-- What to work on --
Scan the listing below. Report each line that includes "kalloidlarining".

-- Records shown --

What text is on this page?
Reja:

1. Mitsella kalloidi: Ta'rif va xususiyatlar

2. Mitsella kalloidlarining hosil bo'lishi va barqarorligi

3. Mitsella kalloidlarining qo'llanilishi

-- Written solution --
2. Mitsella kalloidlarining hosil bo'lishi va barqarorligi
3. Mitsella kalloidlarining qo'llanilishi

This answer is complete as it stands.